"""

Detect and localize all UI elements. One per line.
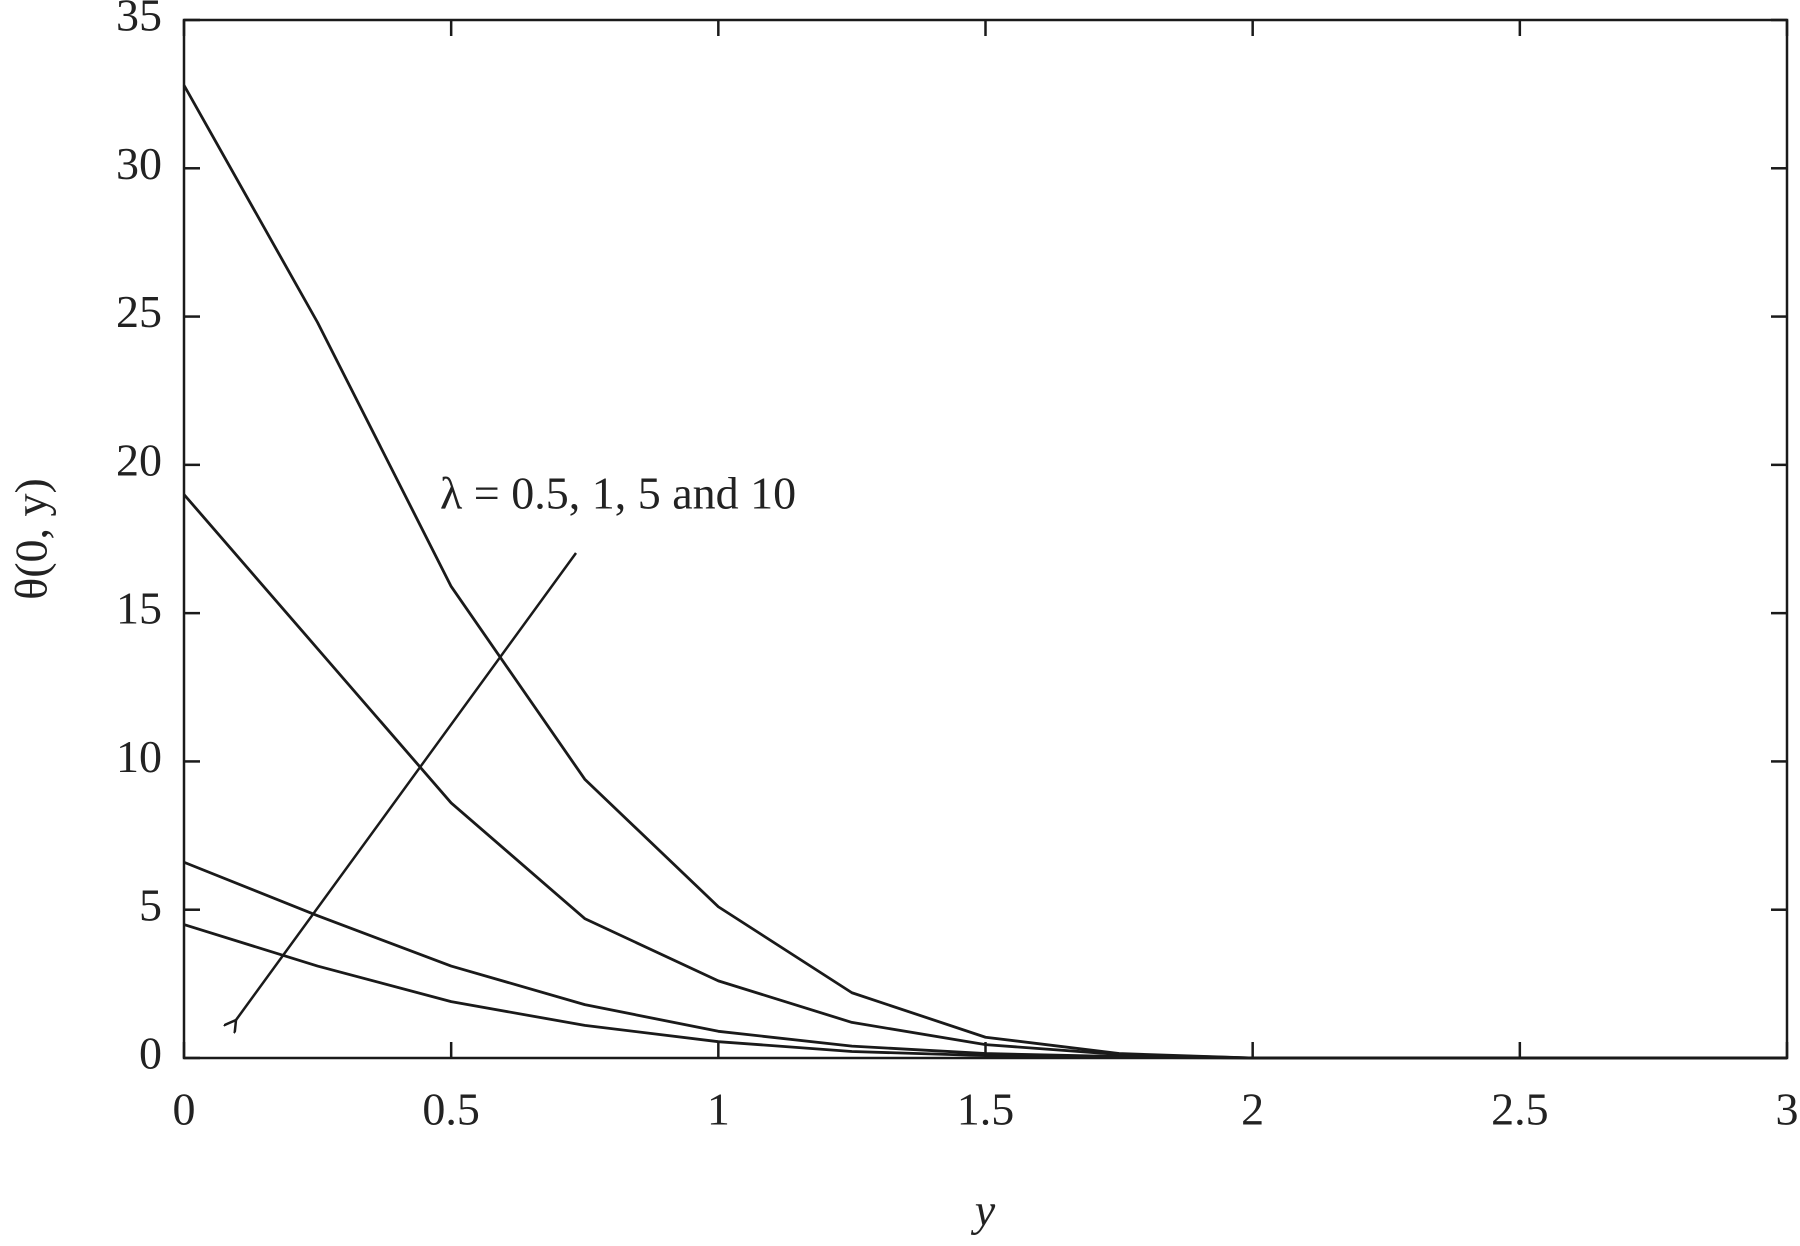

"""
"""

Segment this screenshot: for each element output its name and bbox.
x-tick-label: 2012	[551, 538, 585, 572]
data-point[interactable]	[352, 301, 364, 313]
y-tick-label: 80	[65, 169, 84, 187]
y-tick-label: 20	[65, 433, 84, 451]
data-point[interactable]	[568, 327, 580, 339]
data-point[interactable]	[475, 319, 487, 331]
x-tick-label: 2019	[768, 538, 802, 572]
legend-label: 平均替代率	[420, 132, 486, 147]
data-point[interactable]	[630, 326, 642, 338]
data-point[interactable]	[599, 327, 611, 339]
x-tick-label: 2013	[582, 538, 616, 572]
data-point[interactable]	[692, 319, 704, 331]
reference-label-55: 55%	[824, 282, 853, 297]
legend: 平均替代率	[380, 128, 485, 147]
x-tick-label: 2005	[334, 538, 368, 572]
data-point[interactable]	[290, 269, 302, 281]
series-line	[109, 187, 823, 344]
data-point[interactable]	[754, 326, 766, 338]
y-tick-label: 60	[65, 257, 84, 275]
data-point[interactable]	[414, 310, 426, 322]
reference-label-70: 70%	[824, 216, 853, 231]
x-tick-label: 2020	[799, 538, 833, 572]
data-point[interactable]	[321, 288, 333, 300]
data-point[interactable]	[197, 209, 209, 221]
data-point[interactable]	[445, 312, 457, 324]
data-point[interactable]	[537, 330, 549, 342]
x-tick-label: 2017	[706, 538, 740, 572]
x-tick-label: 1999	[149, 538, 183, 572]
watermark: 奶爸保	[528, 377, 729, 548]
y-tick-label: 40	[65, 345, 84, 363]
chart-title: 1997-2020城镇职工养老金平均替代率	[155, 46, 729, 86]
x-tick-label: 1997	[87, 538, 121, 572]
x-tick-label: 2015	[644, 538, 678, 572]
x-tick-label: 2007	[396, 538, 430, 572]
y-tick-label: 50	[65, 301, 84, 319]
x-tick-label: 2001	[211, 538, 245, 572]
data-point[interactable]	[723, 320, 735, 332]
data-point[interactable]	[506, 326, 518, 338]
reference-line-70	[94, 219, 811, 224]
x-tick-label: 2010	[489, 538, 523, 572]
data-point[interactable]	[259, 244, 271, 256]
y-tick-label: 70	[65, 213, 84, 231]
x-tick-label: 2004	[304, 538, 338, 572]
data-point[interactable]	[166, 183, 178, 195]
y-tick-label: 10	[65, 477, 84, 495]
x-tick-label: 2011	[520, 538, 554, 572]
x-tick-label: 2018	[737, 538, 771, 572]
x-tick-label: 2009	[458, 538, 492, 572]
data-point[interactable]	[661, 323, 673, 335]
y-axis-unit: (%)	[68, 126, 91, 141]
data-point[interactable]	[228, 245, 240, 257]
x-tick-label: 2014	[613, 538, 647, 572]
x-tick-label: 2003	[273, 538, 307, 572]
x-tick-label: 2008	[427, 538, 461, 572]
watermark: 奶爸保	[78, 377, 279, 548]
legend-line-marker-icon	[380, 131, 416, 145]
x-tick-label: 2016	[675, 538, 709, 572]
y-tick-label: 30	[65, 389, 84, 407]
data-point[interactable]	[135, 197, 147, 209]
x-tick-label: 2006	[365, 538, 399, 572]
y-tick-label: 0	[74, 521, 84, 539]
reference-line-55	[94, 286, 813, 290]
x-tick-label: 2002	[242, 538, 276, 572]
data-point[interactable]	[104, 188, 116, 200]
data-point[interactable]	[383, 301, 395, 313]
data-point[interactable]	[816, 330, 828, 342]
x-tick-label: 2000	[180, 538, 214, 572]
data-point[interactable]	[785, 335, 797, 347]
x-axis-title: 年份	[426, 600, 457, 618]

"""
"""

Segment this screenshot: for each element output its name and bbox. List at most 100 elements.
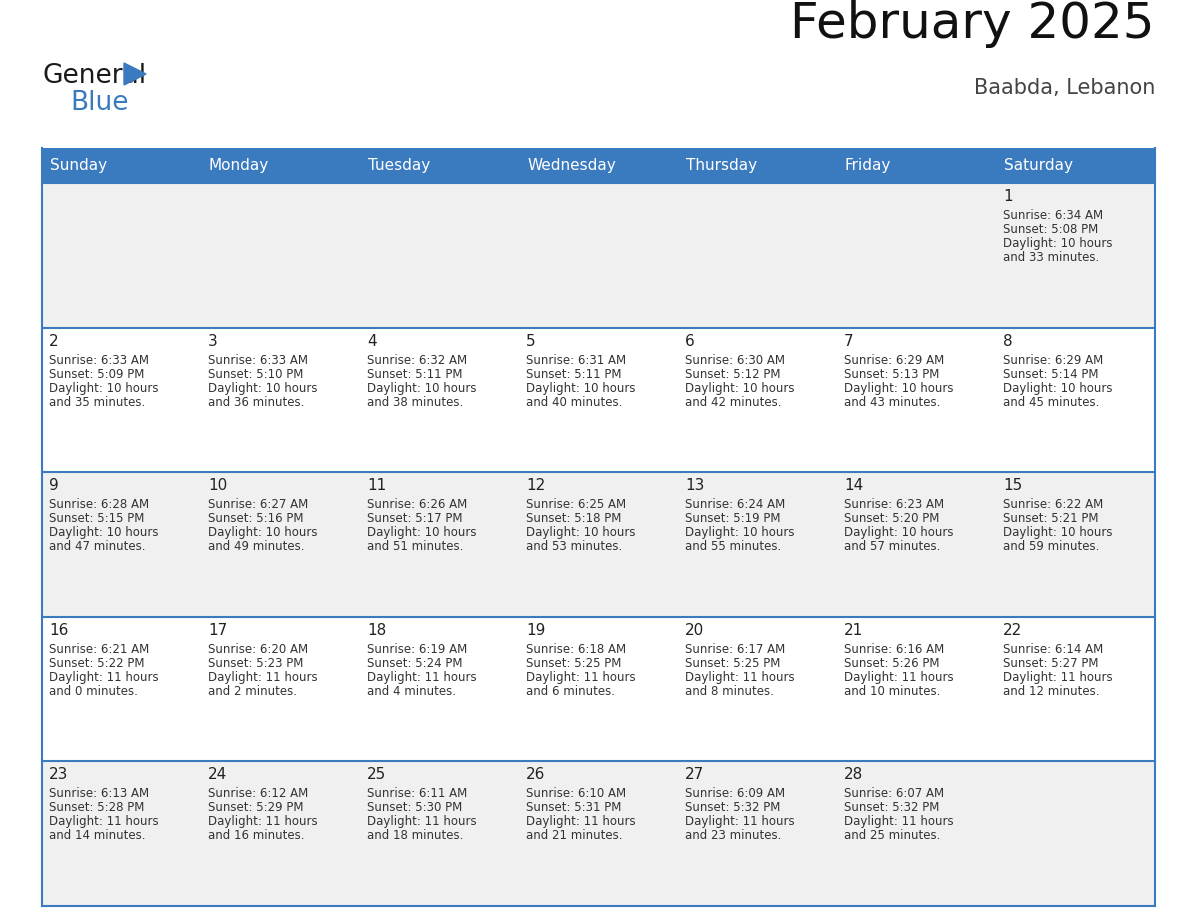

"""

- [What is required] Please pull out each line of the data above that contains the string "elements".

- [Task response]
Detect and localize all UI elements. One per line.
Segment this screenshot: for each element output its name and bbox. List at most 100 elements.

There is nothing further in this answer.